___ Input records

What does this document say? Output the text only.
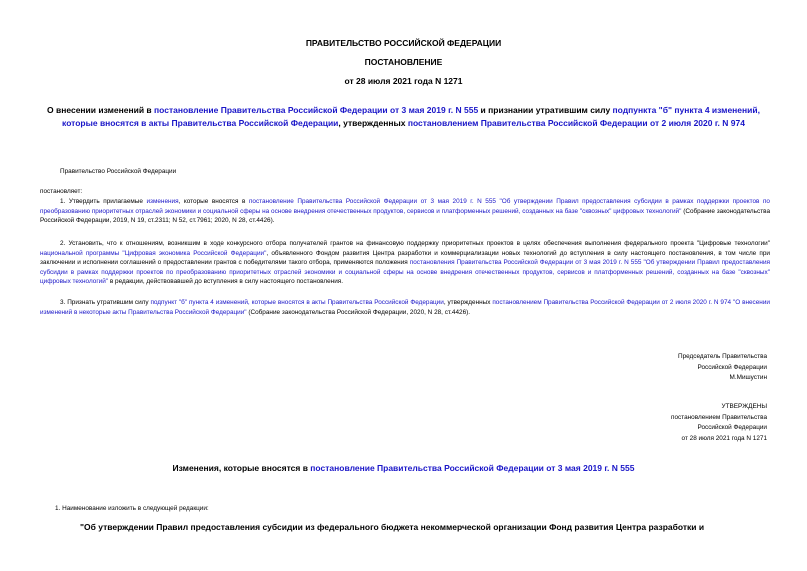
ПРАВИТЕЛЬСТВО РОССИЙСКОЙ ФЕДЕРАЦИИ
ПОСТАНОВЛЕНИЕ
от 28 июля 2021 года N 1271
О внесении изменений в постановление Правительства Российской Федерации от 3 мая 2019 г. N 555 и признании утратившим силу подпункта "б" пункта 4 изменений, которые вносятся в акты Правительства Российской Федерации, утвержденных постановлением Правительства Российской Федерации от 2 июля 2020 г. N 974
Правительство Российской Федерации
постановляет:

1. Утвердить прилагаемые изменения, которые вносятся в постановление Правительства Российской Федерации от 3 мая 2019 г. N 555 "Об утверждении Правил предоставления субсидии в рамках поддержки проектов по преобразованию приоритетных отраслей экономики и социальной сферы на основе внедрения отечественных продуктов, сервисов и платформенных решений, созданных на базе "сквозных" цифровых технологий" (Собрание законодательства Российской Федерации, 2019, N 19, ст.2311; N 52, ст.7961; 2020, N 28, ст.4426).

2. Установить, что к отношениям, возникшим в ходе конкурсного отбора получателей грантов на финансовую поддержку приоритетных проектов в целях обеспечения выполнения федерального проекта "Цифровые технологии" национальной программы "Цифровая экономика Российской Федерации", объявленного Фондом развития Центра разработки и коммерциализации новых технологий до вступления в силу настоящего постановления, в том числе при заключении и исполнении соглашений о предоставлении грантов с победителями такого отбора, применяются положения постановления Правительства Российской Федерации от 3 мая 2019 г. N 555 "Об утверждении Правил предоставления субсидии в рамках поддержки проектов по преобразованию приоритетных отраслей экономики и социальной сферы на основе внедрения отечественных продуктов, сервисов и платформенных решений, созданных на базе "сквозных" цифровых технологий" в редакции, действовавшей до вступления в силу настоящего постановления.

3. Признать утратившим силу подпункт "б" пункта 4 изменений, которые вносятся в акты Правительства Российской Федерации, утвержденных постановлением Правительства Российской Федерации от 2 июля 2020 г. N 974 "О внесении изменений в некоторые акты Правительства Российской Федерации" (Собрание законодательства Российской Федерации, 2020, N 28, ст.4426).

Председатель Правительства
Российской Федерации
М.Мишустин
УТВЕРЖДЕНЫ
постановлением Правительства
Российской Федерации
от 28 июля 2021 года N 1271
Изменения, которые вносятся в постановление Правительства Российской Федерации от 3 мая 2019 г. N 555
1. Наименование изложить в следующей редакции:
"Об утверждении Правил предоставления субсидии из федерального бюджета некоммерческой организации Фонд развития Центра разработки и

______

◆ **Task brief**
Identify each line of the material where the word "июля" shows up, and copy it.

◆ **Correct result**
от 28 июля 2021 года N 1271
О внесении изменений в постановление Правительства Российской Федерации от 3 мая 2019 г. N 555 и признании утратившим силу подпункта "б" пункта 4 изменений, которые вносятся в акты Правительства Российской Федерации, утвержденных постановлением Правительства Российской Федерации от 2 июля 2020 г. N 974
3. Признать утратившим силу подпункт "б" пункта 4 изменений, которые вносятся в акты Правительства Российской Федерации, утвержденных постановлением Правительства Российской Федерации от 2 июля 2020 г. N 974 "О внесении изменений в некоторые акты Правительства Российской Федерации" (Собрание законодательства Российской Федерации, 2020, N 28, ст.4426).
от 28 июля 2021 года N 1271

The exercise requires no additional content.